Exercise details: Print out the material that follows word for word.

[begin Data supplied]

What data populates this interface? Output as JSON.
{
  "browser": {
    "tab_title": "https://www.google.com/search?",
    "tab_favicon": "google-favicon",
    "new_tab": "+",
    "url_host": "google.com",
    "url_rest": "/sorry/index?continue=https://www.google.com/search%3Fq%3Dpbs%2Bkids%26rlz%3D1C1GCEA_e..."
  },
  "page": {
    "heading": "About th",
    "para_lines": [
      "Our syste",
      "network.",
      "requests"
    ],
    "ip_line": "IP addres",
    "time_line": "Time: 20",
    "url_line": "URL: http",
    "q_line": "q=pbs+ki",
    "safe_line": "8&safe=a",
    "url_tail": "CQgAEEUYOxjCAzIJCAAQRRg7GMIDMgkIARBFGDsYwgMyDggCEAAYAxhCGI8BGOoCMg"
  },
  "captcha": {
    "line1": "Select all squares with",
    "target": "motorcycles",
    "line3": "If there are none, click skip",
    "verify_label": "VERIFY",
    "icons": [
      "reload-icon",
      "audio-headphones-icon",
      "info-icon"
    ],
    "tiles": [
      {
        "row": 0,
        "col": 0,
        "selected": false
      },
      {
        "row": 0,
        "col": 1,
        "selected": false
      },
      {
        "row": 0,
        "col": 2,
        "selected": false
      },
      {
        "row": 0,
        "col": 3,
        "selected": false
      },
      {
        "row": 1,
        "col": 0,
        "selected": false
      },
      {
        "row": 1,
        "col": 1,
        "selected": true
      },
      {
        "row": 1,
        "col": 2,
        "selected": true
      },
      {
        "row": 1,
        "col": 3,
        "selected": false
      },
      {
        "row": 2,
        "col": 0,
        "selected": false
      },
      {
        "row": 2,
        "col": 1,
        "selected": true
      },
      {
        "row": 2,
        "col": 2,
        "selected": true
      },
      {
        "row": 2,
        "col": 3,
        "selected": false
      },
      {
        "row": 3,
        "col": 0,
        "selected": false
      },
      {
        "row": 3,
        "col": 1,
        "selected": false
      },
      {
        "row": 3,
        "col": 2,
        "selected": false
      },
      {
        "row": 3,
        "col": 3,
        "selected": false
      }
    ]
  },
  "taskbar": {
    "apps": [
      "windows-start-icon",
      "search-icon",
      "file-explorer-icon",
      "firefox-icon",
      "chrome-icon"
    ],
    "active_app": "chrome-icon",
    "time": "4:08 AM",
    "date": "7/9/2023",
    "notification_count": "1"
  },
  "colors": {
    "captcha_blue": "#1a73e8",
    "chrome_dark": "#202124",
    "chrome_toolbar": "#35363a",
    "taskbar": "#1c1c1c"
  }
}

[end Data supplied]

Result for this exercise:
What data populates this interface? Output as JSON.
{
  "browser": {
    "tab_title": "https://www.google.com/search?",
    "tab_favicon": "google-favicon",
    "new_tab": "+",
    "url_host": "google.com",
    "url_rest": "/sorry/index?continue=https://www.google.com/search%3Fq%3Dpbs%2Bkids%26rlz%3D1C1GCEA_e..."
  },
  "page": {
    "heading": "About th",
    "para_lines": [
      "Our syste",
      "network.",
      "requests"
    ],
    "ip_line": "IP addres",
    "time_line": "Time: 20",
    "url_line": "URL: http",
    "q_line": "q=pbs+ki",
    "safe_line": "8&safe=a",
    "url_tail": "CQgAEEUYOxjCAzIJCAAQRRg7GMIDMgkIARBFGDsYwgMyDggCEAAYAxhCGI8BGOoCMg"
  },
  "captcha": {
    "line1": "Select all squares with",
    "target": "motorcycles",
    "line3": "If there are none, click skip",
    "verify_label": "VERIFY",
    "icons": [
      "reload-icon",
      "audio-headphones-icon",
      "info-icon"
    ],
    "tiles": [
      {
        "row": 0,
        "col": 0,
        "selected": false
      },
      {
        "row": 0,
        "col": 1,
        "selected": false
      },
      {
        "row": 0,
        "col": 2,
        "selected": false
      },
      {
        "row": 0,
        "col": 3,
        "selected": false
      },
      {
        "row": 1,
        "col": 0,
        "selected": false
      },
      {
        "row": 1,
        "col": 1,
        "selected": true
      },
      {
        "row": 1,
        "col": 2,
        "selected": true
      },
      {
        "row": 1,
        "col": 3,
        "selected": false
      },
      {
        "row": 2,
        "col": 0,
        "selected": false
      },
      {
        "row": 2,
        "col": 1,
        "selected": true
      },
      {
        "row": 2,
        "col": 2,
        "selected": true
      },
      {
        "row": 2,
        "col": 3,
        "selected": false
      },
      {
        "row": 3,
        "col": 0,
        "selected": false
      },
      {
        "row": 3,
        "col": 1,
        "selected": false
      },
      {
        "row": 3,
        "col": 2,
        "selected": false
      },
      {
        "row": 3,
        "col": 3,
        "selected": false
      }
    ]
  },
  "taskbar": {
    "apps": [
      "windows-start-icon",
      "search-icon",
      "file-explorer-icon",
      "firefox-icon",
      "chrome-icon"
    ],
    "active_app": "chrome-icon",
    "time": "4:08 AM",
    "date": "7/9/2023",
    "notification_count": "1"
  },
  "colors": {
    "captcha_blue": "#1a73e8",
    "chrome_dark": "#202124",
    "chrome_toolbar": "#35363a",
    "taskbar": "#1c1c1c"
  }
}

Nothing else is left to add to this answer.